--- start ---

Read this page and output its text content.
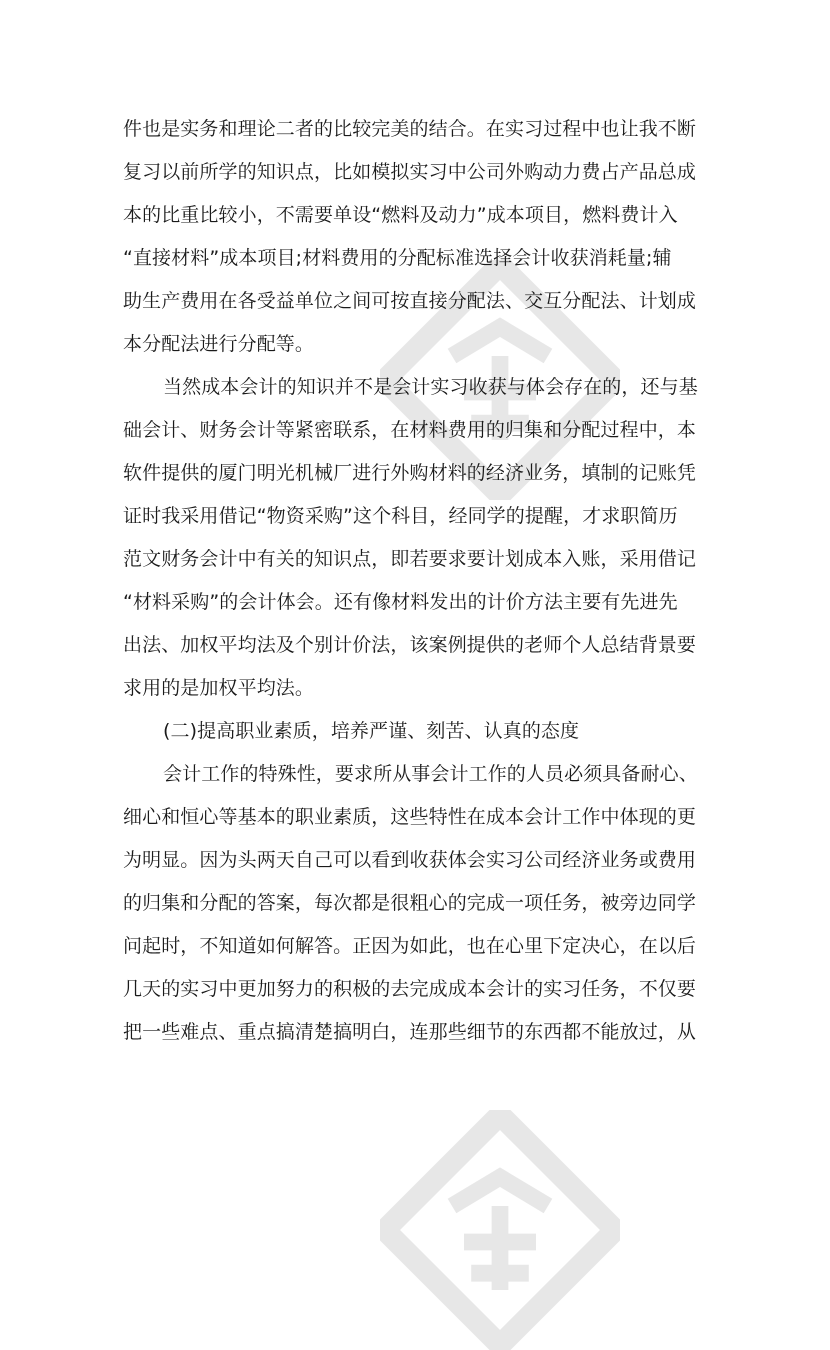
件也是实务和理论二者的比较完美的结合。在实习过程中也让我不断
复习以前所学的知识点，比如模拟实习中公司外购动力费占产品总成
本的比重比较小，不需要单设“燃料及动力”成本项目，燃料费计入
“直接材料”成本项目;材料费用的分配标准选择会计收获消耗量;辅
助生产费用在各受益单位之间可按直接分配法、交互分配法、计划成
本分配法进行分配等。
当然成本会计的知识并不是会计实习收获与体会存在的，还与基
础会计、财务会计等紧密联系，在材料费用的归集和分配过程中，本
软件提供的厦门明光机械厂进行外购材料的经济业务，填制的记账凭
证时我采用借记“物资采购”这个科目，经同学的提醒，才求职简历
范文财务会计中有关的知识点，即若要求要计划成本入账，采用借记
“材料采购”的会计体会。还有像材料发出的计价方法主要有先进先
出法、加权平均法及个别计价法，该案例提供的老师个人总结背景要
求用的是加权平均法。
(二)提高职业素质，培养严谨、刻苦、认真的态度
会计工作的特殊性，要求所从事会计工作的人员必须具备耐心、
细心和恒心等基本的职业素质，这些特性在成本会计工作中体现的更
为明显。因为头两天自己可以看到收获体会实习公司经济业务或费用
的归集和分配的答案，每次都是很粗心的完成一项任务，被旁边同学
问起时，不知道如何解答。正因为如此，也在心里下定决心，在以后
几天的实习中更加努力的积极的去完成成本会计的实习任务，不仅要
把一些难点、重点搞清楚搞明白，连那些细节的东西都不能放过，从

--- end ---

Problem to work on:
Each line that contains the string "成本项目" counts once; say how many there are and nothing else.

Result of this exercise:
2